▶ [Raw records]:
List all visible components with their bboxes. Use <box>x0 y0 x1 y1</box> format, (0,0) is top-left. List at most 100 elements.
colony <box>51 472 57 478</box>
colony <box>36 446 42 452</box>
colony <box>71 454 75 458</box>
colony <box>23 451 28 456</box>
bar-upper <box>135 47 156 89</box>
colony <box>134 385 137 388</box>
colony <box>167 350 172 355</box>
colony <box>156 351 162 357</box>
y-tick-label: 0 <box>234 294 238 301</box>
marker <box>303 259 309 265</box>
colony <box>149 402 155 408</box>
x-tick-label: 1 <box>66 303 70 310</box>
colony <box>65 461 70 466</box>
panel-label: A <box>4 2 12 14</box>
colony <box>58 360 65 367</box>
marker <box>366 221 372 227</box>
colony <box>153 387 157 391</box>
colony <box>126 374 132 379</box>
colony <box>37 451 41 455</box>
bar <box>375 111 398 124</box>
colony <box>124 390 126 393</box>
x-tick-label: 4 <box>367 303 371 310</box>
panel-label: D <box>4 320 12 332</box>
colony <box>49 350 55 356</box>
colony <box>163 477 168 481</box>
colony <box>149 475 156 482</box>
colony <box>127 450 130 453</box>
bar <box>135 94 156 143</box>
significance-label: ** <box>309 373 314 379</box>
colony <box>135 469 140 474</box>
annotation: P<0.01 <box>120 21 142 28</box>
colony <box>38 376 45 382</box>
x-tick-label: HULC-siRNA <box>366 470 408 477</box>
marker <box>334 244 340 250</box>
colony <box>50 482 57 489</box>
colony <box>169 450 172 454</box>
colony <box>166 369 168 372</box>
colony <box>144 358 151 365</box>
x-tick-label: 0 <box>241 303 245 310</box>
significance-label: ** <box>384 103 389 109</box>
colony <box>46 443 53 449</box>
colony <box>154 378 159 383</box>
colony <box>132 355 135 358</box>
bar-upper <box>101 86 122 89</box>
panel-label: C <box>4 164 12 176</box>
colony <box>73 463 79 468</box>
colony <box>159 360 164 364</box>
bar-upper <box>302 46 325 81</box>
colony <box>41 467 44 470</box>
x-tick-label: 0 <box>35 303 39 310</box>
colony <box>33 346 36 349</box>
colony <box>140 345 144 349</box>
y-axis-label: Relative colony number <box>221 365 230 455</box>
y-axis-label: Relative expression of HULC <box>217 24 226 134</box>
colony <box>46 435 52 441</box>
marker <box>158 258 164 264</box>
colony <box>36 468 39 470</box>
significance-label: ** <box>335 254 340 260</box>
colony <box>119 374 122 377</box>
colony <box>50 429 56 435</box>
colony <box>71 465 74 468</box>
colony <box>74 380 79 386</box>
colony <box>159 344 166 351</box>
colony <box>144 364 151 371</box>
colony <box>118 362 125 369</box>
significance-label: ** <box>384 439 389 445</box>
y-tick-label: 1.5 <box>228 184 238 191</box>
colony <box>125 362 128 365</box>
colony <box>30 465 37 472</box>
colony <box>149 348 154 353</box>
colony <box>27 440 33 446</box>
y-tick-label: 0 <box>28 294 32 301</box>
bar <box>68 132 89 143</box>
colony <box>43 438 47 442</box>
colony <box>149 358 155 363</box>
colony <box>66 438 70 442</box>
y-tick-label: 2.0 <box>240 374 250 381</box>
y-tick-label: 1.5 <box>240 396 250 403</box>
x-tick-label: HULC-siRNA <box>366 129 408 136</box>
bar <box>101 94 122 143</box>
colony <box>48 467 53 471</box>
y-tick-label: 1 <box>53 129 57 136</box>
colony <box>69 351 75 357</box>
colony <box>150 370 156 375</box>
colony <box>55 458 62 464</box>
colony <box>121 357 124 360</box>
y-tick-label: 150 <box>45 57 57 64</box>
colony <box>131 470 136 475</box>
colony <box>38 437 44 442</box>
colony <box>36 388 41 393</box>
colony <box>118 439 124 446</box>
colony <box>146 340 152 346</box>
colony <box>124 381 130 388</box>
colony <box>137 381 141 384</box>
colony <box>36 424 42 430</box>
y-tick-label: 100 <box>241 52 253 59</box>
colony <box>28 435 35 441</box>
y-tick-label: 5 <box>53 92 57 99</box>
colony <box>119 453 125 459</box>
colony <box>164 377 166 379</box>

▶ [Task statement]: Reproduce the entries verbatim, starting at the first line and ending with the line containing "x-tick-label: 4 <box>367 303 371 310</box>", both included.

▶ [Exercise response]:
List all visible components with their bboxes. Use <box>x0 y0 x1 y1</box> format, (0,0) is top-left. List at most 100 elements.
colony <box>51 472 57 478</box>
colony <box>36 446 42 452</box>
colony <box>71 454 75 458</box>
colony <box>23 451 28 456</box>
bar-upper <box>135 47 156 89</box>
colony <box>134 385 137 388</box>
colony <box>167 350 172 355</box>
colony <box>156 351 162 357</box>
y-tick-label: 0 <box>234 294 238 301</box>
marker <box>303 259 309 265</box>
colony <box>149 402 155 408</box>
x-tick-label: 1 <box>66 303 70 310</box>
colony <box>65 461 70 466</box>
panel-label: A <box>4 2 12 14</box>
colony <box>58 360 65 367</box>
marker <box>366 221 372 227</box>
colony <box>153 387 157 391</box>
colony <box>126 374 132 379</box>
colony <box>37 451 41 455</box>
bar <box>375 111 398 124</box>
colony <box>124 390 126 393</box>
x-tick-label: 4 <box>367 303 371 310</box>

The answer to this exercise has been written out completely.